--- Objective ---
Check every line below for the word "this" and copy each one that has it.

--- Dataset extract ---
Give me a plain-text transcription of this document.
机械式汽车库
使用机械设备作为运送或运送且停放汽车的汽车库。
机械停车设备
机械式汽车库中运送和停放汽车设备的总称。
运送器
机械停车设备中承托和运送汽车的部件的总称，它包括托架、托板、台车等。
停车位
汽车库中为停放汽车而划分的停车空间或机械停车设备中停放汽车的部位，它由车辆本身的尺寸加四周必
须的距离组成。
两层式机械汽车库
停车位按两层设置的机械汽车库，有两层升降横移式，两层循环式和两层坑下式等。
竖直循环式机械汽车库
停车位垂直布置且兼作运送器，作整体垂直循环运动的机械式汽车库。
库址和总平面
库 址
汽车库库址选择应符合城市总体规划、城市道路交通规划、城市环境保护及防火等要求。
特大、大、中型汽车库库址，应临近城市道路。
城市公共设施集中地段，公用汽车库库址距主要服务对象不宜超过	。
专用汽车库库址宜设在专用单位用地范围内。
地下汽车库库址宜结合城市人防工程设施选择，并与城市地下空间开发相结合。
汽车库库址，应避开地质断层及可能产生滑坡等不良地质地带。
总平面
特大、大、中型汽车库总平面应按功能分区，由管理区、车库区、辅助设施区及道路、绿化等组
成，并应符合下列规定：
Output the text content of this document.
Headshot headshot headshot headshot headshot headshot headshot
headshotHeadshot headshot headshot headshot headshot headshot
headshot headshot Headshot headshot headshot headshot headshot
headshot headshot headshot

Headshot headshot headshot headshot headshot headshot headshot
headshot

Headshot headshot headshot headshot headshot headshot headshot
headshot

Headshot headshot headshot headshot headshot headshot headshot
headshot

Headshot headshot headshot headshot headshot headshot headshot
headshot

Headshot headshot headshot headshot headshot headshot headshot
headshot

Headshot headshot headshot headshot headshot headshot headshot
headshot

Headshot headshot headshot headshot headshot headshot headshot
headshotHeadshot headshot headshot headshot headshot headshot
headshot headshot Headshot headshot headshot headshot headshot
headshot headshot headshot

--- Exercise response ---
Give me a plain-text transcription of this document.
Output the text content of this document.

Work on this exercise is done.